[RECORDS FOR THIS EXERCISE start]
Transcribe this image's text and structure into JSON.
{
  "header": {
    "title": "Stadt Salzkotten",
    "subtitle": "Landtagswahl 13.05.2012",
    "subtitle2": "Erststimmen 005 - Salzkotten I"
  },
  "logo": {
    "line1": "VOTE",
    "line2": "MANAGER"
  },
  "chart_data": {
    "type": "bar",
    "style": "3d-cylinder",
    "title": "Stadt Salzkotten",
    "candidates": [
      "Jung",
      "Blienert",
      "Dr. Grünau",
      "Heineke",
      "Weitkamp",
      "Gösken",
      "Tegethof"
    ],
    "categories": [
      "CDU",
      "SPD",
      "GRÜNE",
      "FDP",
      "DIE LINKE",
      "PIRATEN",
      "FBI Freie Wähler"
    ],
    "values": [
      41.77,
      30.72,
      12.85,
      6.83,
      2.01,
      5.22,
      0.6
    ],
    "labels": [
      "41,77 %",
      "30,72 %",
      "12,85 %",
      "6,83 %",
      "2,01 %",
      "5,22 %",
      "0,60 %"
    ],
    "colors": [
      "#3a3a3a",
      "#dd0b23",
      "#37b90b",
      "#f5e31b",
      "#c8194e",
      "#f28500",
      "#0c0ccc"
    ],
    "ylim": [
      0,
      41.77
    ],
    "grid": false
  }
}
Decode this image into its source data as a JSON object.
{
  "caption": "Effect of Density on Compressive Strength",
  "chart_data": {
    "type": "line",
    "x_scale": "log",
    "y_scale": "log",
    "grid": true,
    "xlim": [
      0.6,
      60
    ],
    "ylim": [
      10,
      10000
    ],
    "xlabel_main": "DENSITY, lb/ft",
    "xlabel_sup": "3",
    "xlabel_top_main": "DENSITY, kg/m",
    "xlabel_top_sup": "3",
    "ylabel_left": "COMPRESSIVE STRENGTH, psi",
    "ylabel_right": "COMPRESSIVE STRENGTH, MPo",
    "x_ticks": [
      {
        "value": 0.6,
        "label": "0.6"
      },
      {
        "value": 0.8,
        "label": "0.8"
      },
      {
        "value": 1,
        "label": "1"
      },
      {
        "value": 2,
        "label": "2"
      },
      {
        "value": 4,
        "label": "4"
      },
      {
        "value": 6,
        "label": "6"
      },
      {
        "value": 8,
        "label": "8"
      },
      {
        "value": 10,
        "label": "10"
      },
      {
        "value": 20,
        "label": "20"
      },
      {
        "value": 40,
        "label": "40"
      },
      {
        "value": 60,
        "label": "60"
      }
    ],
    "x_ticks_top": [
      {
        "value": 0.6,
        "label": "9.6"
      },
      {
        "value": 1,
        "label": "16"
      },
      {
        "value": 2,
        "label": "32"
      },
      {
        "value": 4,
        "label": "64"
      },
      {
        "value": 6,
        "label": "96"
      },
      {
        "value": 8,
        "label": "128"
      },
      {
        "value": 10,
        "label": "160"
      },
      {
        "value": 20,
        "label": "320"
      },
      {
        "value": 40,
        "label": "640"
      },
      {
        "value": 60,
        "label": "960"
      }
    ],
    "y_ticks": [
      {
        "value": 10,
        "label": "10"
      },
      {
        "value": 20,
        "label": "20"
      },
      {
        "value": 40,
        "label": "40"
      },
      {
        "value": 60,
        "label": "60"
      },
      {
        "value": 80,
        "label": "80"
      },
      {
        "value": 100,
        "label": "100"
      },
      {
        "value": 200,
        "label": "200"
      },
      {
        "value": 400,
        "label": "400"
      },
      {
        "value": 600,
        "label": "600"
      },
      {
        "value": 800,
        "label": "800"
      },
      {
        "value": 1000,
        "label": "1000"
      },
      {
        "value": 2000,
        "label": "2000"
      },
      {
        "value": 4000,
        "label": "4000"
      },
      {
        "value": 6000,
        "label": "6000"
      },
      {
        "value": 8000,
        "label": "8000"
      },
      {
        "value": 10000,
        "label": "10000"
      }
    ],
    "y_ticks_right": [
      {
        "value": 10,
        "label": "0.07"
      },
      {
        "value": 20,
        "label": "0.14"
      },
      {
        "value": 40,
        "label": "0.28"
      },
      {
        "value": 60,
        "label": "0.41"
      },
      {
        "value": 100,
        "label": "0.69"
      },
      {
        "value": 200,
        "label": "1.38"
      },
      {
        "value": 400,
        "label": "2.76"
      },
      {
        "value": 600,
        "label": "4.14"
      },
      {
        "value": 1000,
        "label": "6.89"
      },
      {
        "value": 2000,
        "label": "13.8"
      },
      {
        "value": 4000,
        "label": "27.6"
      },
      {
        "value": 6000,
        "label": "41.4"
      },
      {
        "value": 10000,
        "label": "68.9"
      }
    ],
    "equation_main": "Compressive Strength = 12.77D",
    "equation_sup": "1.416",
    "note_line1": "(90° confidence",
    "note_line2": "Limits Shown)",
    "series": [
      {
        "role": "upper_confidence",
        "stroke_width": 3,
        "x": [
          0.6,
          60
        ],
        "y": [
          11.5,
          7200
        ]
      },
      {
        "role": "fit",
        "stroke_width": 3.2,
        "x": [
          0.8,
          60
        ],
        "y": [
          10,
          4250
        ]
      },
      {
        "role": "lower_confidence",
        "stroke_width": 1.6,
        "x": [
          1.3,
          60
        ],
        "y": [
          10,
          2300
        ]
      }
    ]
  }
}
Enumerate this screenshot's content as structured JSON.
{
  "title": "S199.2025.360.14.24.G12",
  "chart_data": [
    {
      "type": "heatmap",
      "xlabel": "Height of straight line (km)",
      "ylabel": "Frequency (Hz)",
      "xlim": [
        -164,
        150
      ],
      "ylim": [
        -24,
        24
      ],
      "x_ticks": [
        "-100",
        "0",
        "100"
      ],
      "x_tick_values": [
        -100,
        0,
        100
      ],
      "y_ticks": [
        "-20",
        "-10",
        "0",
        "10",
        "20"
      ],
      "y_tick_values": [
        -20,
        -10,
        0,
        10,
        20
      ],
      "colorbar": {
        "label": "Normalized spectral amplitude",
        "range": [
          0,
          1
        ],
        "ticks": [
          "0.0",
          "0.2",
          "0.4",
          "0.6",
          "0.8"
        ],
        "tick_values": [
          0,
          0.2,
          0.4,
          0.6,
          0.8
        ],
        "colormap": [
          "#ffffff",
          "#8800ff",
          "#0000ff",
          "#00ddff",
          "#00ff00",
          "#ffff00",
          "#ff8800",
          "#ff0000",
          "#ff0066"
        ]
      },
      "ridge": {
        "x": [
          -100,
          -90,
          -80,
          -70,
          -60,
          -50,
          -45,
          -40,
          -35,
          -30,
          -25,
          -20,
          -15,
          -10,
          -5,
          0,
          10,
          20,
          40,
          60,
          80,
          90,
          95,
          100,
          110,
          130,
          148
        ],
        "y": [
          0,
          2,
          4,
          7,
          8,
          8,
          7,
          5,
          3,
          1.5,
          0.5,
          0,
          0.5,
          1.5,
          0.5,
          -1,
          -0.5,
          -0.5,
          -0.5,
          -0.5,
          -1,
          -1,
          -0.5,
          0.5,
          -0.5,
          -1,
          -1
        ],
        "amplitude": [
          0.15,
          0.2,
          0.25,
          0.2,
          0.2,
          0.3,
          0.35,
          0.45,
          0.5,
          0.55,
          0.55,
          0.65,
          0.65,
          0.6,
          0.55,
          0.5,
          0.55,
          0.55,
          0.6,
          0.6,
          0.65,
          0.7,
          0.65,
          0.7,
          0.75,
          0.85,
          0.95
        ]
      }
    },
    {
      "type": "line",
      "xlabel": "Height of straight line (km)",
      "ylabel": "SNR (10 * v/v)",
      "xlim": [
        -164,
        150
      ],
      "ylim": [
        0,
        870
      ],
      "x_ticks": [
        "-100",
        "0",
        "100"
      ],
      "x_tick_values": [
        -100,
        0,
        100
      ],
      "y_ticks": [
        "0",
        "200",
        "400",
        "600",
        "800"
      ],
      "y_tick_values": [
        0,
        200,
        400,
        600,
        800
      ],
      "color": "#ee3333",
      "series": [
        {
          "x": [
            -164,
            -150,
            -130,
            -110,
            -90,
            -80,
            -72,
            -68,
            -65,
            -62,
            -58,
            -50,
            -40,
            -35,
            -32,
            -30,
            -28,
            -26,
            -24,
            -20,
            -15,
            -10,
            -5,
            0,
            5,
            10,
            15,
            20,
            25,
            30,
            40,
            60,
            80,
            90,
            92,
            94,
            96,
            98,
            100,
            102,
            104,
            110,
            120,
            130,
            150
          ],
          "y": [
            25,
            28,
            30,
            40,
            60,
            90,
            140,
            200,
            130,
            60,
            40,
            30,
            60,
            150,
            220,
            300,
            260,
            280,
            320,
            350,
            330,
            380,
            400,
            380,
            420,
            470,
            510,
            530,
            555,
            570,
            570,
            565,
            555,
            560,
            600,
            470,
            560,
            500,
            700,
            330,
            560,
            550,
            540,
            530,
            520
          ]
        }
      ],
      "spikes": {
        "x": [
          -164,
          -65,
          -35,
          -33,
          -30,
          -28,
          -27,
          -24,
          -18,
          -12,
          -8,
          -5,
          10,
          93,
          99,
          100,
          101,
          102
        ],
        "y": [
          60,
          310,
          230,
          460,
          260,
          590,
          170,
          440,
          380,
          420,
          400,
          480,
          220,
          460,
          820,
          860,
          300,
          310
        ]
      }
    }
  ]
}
[RECORDS FOR THIS EXERCISE end]
## WHAT IS BEING ASKED
Read the entries and pick out all lines that include the word "type".

## WORKED SOLUTION
    "type": "bar",
    "type": "line",
      "type": "heatmap",
      "type": "line",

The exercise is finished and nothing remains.